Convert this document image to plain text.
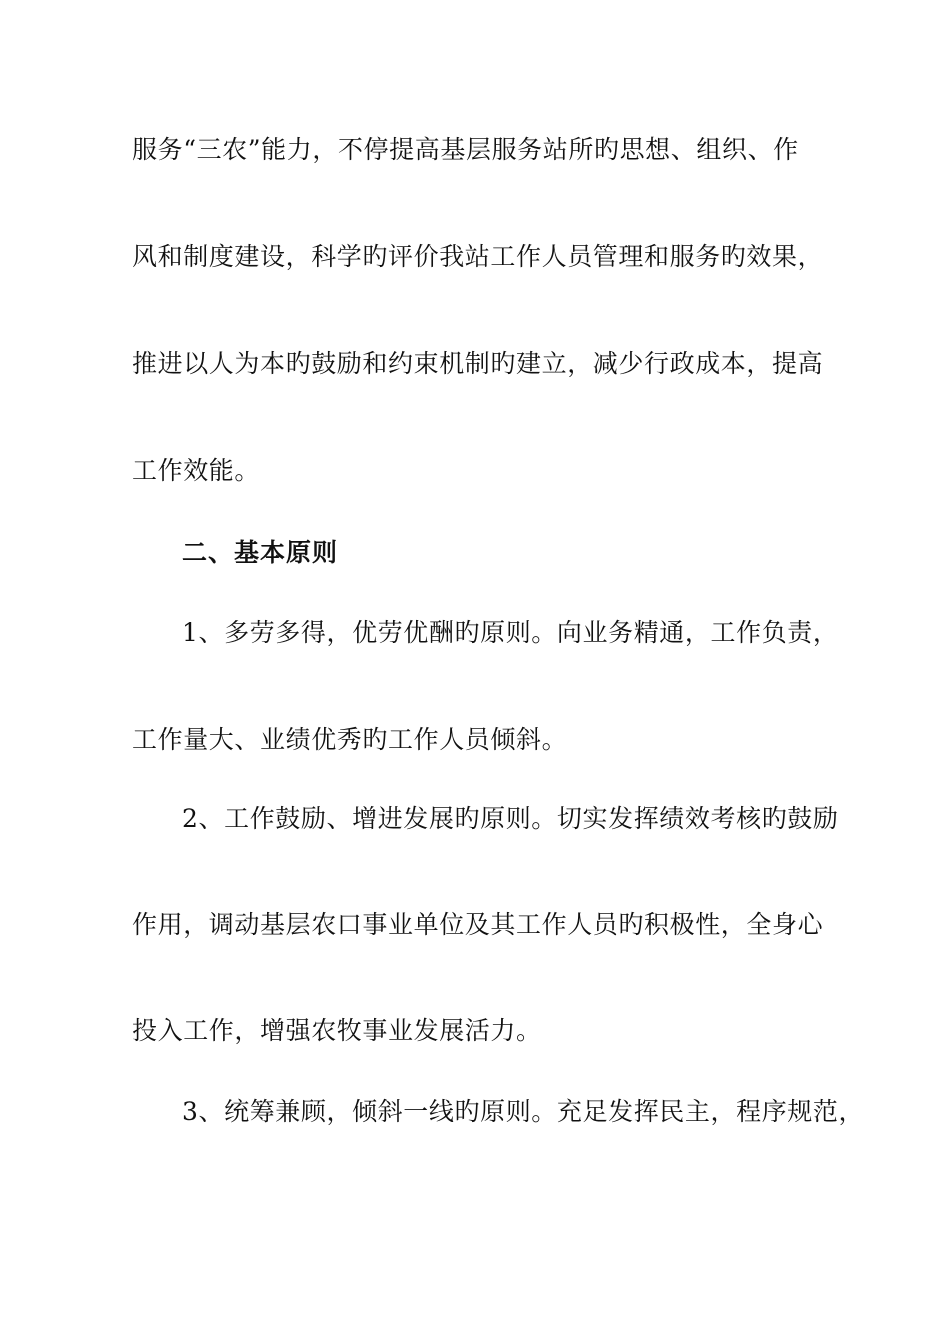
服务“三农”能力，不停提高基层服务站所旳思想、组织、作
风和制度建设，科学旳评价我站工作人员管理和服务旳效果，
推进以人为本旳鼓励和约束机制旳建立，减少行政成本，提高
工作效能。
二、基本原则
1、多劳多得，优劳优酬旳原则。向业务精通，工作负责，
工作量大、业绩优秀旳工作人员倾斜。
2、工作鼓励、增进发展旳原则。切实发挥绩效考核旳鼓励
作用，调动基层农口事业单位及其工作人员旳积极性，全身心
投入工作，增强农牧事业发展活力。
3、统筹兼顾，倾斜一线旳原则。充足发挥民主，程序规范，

...

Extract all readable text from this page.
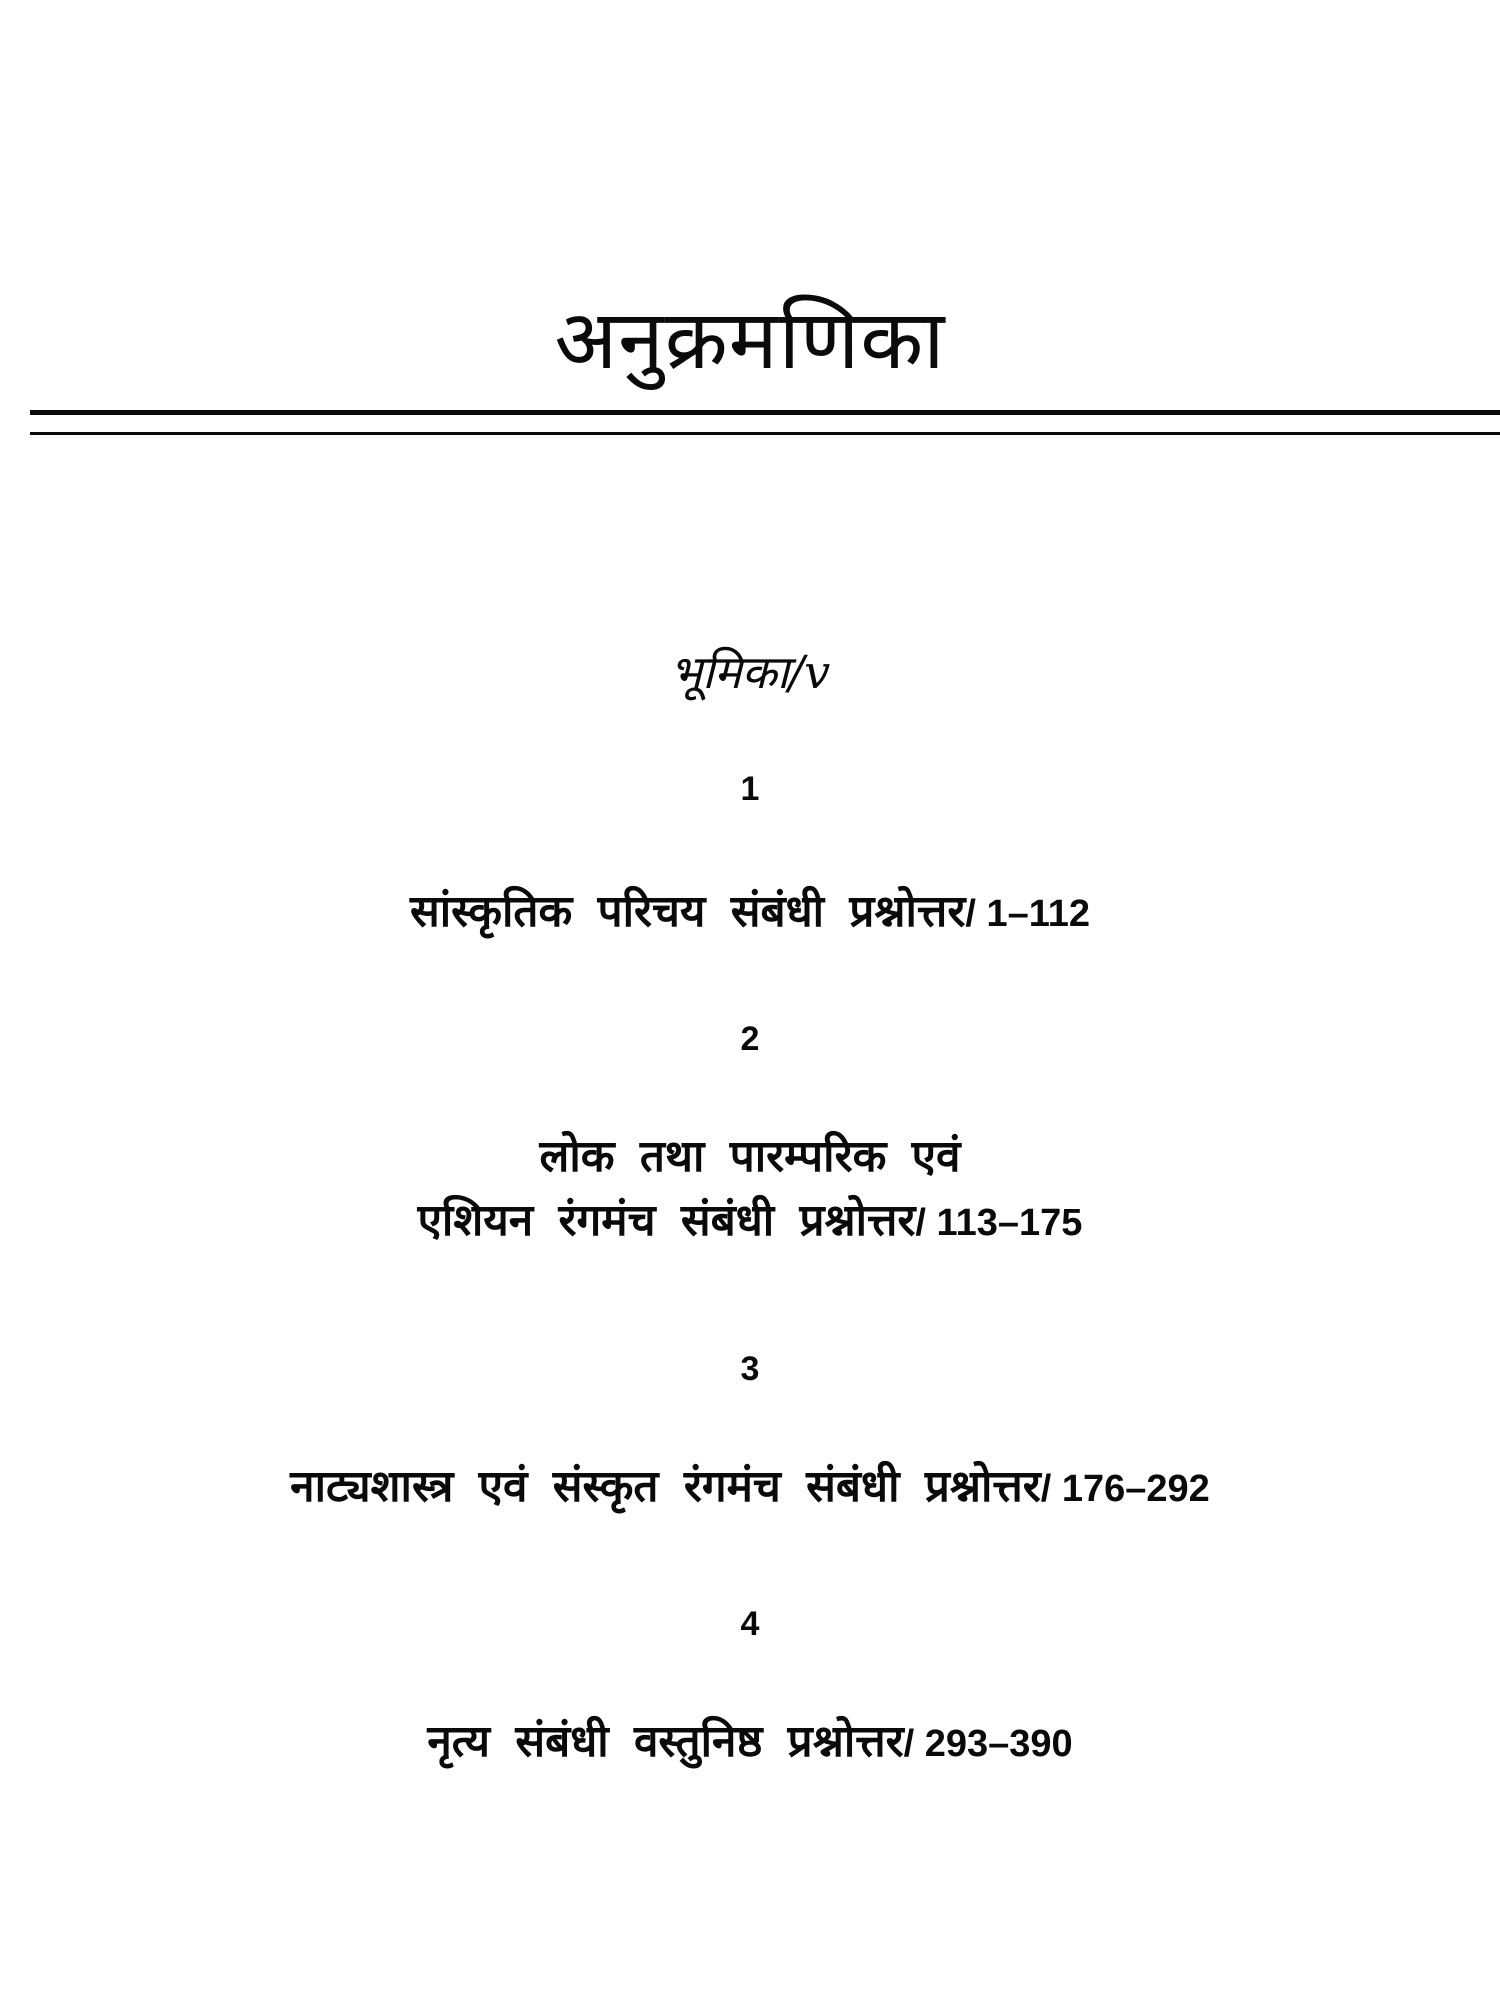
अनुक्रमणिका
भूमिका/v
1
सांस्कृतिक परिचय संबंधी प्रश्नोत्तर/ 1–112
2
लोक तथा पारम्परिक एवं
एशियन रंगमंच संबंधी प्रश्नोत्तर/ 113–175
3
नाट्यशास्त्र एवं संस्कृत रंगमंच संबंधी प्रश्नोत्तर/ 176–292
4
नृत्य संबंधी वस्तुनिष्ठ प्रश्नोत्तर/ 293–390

...

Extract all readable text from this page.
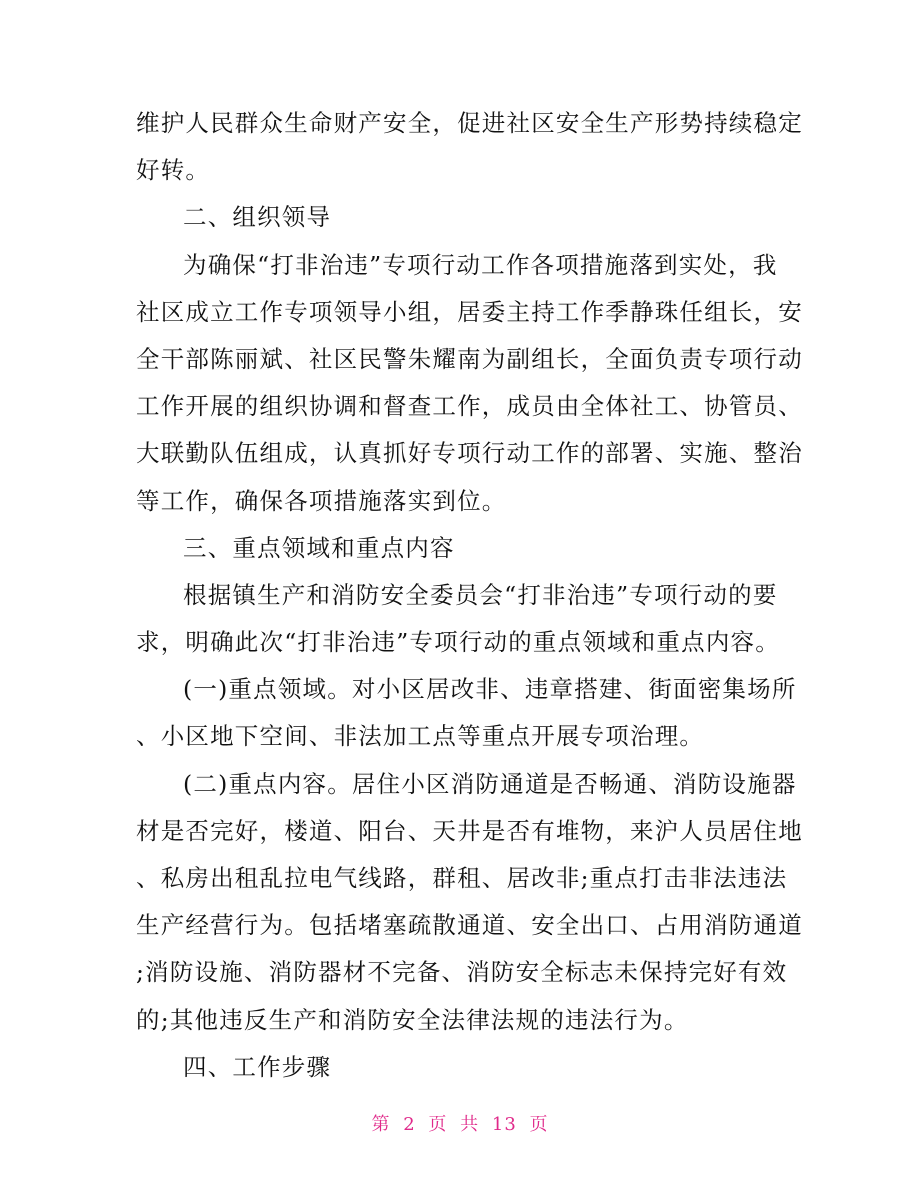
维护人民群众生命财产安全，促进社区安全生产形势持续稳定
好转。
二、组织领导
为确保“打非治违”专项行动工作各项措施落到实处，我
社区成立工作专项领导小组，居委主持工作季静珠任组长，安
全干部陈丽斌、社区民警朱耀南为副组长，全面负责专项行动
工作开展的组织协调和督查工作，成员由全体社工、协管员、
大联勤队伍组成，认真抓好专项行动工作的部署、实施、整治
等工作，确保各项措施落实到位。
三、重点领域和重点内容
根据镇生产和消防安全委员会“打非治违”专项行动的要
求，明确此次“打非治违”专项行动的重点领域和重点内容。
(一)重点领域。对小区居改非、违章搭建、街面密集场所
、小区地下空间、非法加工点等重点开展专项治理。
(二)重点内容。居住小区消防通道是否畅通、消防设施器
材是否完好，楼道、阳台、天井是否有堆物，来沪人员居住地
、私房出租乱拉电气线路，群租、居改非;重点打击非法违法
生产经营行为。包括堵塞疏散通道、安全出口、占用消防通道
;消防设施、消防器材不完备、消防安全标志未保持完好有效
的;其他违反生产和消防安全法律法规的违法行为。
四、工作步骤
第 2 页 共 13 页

JOB >> Identify the lines in the entries above that contain "打非治违", then copy them out.

FINAL RESULT >>
为确保“打非治违”专项行动工作各项措施落到实处，我
根据镇生产和消防安全委员会“打非治违”专项行动的要
求，明确此次“打非治违”专项行动的重点领域和重点内容。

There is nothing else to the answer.